> _Task details_
Provide the records once more, identical to the original.
---------- Records for this task ----------
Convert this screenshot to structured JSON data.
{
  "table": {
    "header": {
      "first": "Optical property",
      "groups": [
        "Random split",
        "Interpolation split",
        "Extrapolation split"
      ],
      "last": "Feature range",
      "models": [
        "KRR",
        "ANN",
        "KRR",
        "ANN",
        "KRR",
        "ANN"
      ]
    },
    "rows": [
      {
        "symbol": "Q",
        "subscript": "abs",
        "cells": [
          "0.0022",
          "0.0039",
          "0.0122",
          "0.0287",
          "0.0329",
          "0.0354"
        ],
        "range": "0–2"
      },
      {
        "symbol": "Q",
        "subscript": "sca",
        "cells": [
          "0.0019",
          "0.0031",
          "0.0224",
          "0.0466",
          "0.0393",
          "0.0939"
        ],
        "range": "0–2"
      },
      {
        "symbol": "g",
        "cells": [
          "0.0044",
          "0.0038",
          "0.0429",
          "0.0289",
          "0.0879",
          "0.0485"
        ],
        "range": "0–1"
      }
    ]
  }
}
----------
> _Solution to the problem_
Convert this screenshot to structured JSON data.
{
  "table": {
    "header": {
      "first": "Optical property",
      "groups": [
        "Random split",
        "Interpolation split",
        "Extrapolation split"
      ],
      "last": "Feature range",
      "models": [
        "KRR",
        "ANN",
        "KRR",
        "ANN",
        "KRR",
        "ANN"
      ]
    },
    "rows": [
      {
        "symbol": "Q",
        "subscript": "abs",
        "cells": [
          "0.0022",
          "0.0039",
          "0.0122",
          "0.0287",
          "0.0329",
          "0.0354"
        ],
        "range": "0–2"
      },
      {
        "symbol": "Q",
        "subscript": "sca",
        "cells": [
          "0.0019",
          "0.0031",
          "0.0224",
          "0.0466",
          "0.0393",
          "0.0939"
        ],
        "range": "0–2"
      },
      {
        "symbol": "g",
        "cells": [
          "0.0044",
          "0.0038",
          "0.0429",
          "0.0289",
          "0.0879",
          "0.0485"
        ],
        "range": "0–1"
      }
    ]
  }
}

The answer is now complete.